__Material for this exercise__:
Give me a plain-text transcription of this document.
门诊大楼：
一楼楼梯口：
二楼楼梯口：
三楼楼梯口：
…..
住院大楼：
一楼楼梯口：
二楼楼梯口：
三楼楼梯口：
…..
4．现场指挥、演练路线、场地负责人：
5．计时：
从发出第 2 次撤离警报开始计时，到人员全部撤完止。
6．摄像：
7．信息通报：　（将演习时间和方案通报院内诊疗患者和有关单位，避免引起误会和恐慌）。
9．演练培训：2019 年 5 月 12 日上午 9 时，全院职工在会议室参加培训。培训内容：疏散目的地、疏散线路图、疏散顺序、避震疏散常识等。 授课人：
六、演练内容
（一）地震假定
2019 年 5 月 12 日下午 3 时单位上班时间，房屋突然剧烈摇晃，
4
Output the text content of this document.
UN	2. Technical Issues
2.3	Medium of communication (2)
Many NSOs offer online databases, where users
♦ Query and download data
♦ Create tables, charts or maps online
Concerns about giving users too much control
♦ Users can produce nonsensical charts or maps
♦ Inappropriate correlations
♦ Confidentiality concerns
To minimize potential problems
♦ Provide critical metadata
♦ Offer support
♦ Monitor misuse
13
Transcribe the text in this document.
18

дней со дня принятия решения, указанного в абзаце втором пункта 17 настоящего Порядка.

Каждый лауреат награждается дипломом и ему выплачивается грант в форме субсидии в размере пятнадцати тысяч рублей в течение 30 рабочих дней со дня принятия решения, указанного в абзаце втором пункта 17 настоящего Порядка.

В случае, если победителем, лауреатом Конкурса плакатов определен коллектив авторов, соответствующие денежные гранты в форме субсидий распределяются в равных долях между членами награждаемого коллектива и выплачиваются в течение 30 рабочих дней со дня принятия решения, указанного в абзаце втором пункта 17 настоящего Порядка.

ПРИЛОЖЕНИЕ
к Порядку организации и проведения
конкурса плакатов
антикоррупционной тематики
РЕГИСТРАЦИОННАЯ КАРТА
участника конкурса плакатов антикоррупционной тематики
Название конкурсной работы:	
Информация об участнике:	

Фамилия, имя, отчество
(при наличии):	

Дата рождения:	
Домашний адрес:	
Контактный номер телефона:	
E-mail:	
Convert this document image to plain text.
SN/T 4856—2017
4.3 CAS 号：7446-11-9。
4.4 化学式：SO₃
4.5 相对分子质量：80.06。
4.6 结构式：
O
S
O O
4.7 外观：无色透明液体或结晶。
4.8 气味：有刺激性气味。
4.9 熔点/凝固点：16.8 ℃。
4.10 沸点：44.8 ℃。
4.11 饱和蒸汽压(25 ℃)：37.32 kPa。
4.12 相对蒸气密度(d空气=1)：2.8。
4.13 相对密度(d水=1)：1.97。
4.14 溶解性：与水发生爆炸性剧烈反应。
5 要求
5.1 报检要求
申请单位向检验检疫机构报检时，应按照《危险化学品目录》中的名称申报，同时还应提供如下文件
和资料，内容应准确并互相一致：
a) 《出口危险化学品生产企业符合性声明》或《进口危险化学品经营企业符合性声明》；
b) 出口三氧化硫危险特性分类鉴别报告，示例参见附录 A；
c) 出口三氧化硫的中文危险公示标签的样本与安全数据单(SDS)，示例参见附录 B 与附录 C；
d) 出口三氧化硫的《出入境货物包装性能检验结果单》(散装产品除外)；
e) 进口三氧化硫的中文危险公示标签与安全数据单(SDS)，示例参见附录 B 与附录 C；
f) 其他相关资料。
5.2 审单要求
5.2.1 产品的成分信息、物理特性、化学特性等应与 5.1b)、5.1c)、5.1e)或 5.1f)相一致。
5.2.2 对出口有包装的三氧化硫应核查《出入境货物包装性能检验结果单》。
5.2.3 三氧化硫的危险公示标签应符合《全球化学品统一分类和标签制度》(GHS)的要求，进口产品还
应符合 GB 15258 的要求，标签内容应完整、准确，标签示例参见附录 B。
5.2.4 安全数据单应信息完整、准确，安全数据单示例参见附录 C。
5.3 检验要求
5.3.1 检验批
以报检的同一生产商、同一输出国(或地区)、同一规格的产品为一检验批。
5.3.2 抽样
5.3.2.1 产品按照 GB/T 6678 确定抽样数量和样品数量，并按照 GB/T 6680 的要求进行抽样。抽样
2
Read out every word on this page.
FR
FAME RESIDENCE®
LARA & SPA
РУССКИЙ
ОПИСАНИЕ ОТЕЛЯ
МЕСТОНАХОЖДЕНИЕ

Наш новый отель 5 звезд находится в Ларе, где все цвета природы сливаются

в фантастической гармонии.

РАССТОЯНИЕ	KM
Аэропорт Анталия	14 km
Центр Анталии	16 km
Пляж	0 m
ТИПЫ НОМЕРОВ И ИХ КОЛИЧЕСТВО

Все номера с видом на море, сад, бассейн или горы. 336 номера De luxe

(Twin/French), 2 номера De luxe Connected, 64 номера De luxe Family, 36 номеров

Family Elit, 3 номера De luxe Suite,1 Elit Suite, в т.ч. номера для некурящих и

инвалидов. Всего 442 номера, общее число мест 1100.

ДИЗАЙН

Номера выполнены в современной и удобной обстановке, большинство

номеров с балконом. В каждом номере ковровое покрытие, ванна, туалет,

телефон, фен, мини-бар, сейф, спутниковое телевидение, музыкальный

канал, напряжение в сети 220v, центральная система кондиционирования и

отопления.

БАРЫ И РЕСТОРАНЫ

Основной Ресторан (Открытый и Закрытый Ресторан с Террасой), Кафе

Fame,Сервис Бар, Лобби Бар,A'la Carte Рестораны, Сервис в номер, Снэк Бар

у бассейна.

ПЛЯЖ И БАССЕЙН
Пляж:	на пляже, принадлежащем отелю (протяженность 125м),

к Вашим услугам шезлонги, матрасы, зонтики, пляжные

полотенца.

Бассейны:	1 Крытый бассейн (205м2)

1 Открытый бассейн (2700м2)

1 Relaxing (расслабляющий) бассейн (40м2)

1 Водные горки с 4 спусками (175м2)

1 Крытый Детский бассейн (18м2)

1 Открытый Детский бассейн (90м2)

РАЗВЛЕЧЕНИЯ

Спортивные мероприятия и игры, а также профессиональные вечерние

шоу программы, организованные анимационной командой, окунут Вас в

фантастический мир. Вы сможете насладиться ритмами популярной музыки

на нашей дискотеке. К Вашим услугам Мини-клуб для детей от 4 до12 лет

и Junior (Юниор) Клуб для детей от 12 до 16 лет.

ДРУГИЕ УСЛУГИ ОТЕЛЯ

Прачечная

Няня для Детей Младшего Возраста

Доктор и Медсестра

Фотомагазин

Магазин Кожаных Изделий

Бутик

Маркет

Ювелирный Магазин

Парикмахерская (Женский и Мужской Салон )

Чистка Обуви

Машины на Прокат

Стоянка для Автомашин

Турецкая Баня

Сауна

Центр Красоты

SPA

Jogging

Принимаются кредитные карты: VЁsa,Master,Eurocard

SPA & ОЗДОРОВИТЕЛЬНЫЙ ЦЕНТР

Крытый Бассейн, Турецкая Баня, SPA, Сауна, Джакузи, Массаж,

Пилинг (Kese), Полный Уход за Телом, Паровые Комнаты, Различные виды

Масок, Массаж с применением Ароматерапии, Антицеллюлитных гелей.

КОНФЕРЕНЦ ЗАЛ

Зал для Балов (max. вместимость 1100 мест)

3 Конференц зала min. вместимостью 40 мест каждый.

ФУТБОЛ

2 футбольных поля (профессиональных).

__Task__:
Read the entries and pick out all lines that include the word "charts".

__Answer to the exercise__:
♦ Create tables, charts or maps online
♦ Users can produce nonsensical charts or maps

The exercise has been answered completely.